**Given task**
Count how many lines of the data include "приема". The answer is that number and nothing else.

**Data provided**
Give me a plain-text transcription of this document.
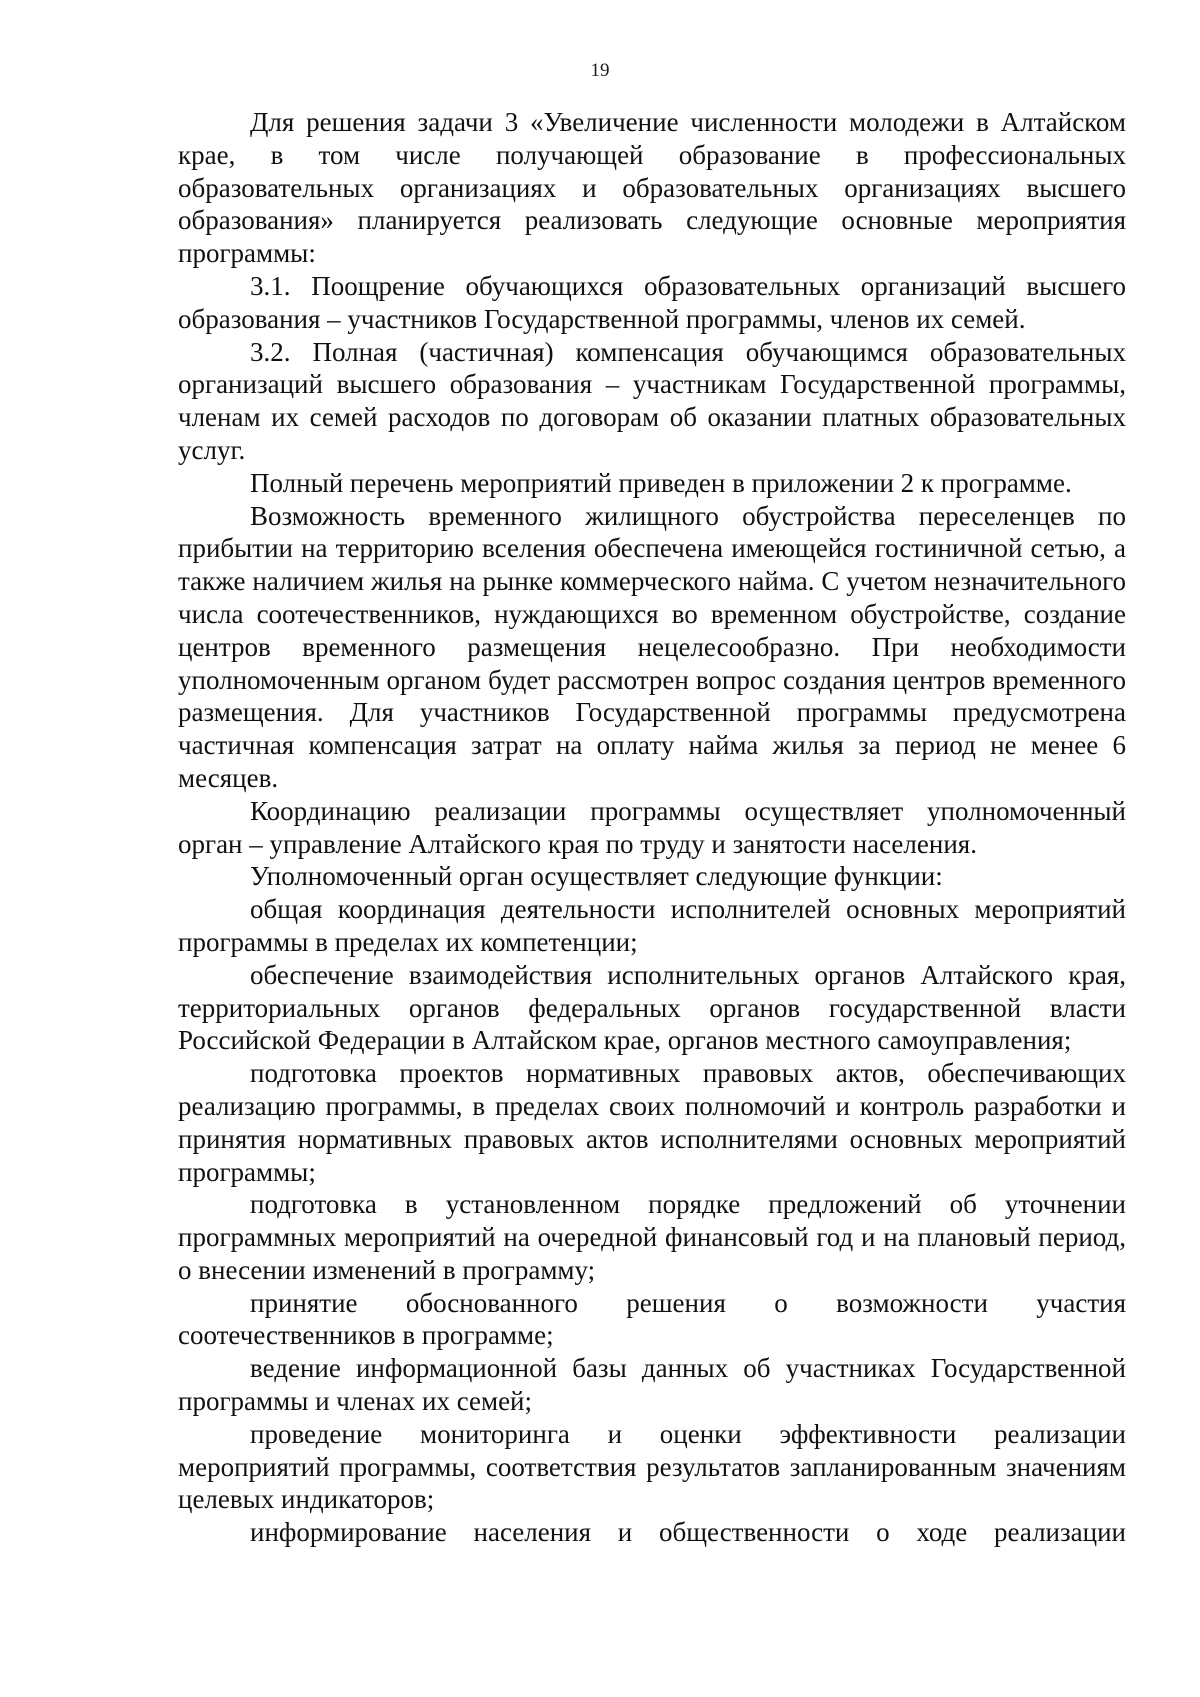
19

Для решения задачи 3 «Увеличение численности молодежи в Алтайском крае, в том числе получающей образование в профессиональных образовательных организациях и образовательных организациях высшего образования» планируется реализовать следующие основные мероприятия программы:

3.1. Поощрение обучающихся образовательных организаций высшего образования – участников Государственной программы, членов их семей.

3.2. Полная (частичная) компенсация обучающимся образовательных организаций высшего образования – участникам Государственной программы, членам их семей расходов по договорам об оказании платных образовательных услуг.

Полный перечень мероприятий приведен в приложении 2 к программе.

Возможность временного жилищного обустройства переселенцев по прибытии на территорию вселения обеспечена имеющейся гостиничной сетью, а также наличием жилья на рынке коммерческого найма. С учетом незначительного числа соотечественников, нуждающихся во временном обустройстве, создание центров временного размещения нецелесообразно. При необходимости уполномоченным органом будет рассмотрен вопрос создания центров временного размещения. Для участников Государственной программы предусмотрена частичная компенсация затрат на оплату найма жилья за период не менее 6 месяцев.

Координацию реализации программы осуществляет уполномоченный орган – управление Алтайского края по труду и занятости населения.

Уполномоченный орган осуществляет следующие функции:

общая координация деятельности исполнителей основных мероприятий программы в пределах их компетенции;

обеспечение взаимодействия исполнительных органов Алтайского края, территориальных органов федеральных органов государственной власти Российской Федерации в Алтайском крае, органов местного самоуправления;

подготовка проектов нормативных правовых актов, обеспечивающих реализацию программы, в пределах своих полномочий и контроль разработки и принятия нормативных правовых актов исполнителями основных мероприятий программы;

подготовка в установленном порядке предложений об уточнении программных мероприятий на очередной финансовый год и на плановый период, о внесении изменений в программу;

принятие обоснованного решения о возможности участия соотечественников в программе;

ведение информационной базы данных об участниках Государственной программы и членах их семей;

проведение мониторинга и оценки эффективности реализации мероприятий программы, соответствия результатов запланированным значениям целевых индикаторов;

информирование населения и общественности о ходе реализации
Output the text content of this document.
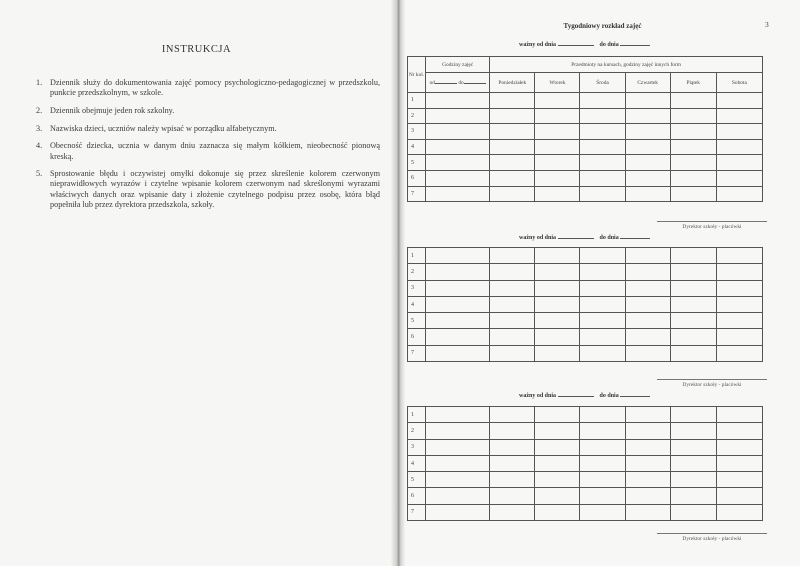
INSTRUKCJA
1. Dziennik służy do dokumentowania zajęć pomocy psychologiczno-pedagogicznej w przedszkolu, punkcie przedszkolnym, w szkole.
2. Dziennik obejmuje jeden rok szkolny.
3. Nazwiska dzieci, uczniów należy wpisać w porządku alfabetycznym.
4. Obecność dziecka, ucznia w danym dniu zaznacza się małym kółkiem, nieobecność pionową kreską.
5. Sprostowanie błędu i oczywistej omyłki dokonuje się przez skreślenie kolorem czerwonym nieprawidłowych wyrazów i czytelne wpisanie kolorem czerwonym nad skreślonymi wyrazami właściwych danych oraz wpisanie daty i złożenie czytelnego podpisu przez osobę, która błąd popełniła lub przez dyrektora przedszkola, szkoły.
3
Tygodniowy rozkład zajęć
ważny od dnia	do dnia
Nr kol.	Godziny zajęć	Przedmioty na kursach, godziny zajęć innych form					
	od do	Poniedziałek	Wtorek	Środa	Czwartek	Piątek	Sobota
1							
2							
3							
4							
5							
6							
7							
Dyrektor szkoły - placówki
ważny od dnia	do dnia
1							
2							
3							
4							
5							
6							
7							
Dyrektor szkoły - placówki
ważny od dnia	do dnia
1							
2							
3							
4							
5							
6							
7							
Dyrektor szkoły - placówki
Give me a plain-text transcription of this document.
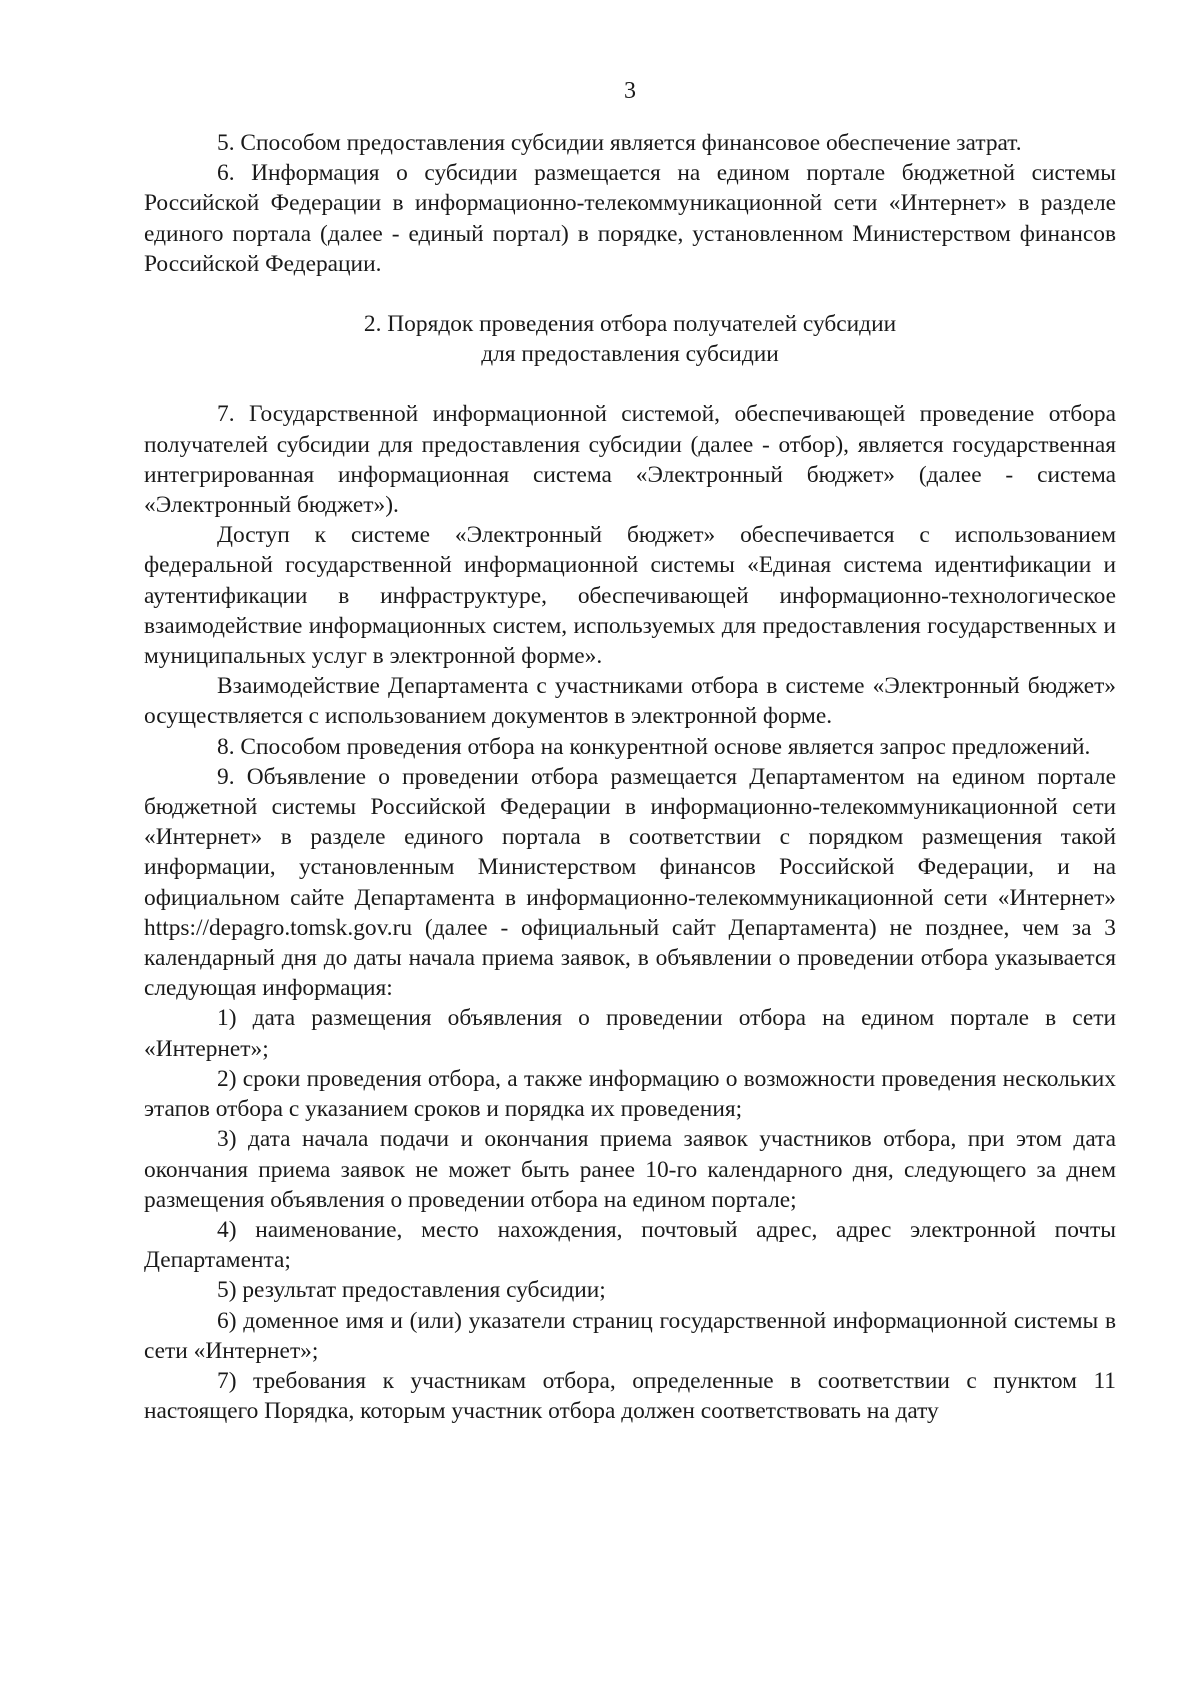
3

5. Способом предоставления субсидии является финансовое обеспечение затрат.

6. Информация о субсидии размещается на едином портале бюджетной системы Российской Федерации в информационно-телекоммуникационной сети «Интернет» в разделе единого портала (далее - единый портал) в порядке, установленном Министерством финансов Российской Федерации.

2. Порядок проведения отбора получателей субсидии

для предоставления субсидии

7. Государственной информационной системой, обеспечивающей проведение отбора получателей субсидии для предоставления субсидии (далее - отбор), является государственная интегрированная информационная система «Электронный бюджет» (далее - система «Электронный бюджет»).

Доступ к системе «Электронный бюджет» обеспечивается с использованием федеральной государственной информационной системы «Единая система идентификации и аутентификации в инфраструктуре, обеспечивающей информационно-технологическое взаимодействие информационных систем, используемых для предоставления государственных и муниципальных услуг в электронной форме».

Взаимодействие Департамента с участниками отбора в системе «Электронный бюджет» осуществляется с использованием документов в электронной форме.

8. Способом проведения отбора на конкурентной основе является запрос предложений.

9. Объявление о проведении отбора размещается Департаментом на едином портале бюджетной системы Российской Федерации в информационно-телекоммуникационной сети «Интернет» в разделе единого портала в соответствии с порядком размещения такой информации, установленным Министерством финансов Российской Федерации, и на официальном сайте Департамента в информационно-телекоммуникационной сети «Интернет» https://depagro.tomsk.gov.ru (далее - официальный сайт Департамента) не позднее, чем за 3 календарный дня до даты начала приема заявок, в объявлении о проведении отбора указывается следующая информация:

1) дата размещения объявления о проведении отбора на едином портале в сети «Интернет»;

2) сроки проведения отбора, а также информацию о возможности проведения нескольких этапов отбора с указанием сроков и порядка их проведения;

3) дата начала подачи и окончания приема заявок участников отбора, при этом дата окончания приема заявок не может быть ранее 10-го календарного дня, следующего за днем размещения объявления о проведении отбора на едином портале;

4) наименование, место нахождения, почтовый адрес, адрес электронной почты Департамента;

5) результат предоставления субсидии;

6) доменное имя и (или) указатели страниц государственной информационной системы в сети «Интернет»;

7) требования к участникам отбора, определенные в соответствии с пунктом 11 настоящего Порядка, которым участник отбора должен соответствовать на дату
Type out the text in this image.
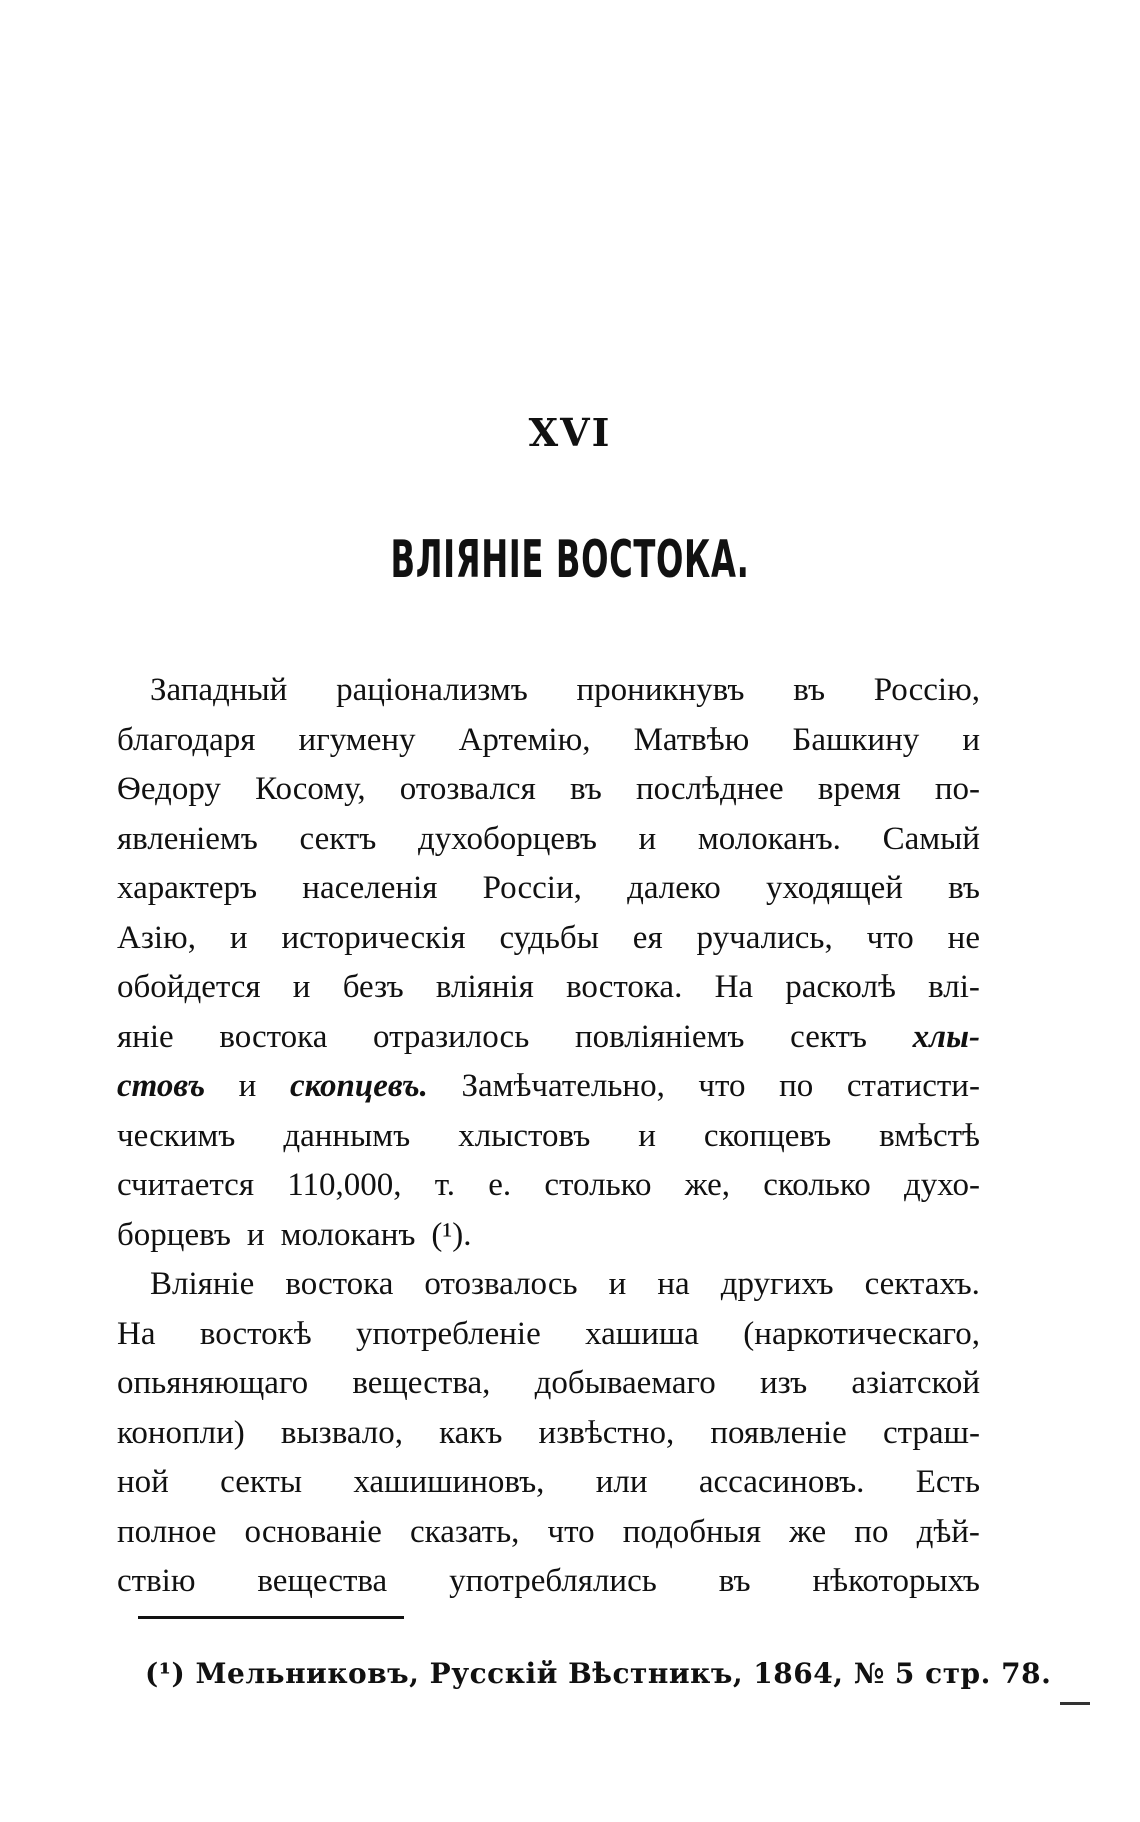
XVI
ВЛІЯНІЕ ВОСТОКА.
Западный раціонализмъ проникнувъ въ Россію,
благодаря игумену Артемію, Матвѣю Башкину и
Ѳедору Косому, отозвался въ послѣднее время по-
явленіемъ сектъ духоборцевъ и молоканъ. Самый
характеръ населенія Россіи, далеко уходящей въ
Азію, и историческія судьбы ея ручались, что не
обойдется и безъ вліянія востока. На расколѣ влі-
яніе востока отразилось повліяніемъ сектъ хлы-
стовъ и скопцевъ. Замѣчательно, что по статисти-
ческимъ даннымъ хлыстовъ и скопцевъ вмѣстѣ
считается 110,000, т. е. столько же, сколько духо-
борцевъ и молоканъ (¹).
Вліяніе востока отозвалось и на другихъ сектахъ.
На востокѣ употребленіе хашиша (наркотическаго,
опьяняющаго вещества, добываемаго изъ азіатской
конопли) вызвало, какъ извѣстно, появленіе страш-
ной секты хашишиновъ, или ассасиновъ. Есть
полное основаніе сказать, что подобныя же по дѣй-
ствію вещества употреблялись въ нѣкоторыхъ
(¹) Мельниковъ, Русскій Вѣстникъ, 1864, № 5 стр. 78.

**Answer to this problem**
2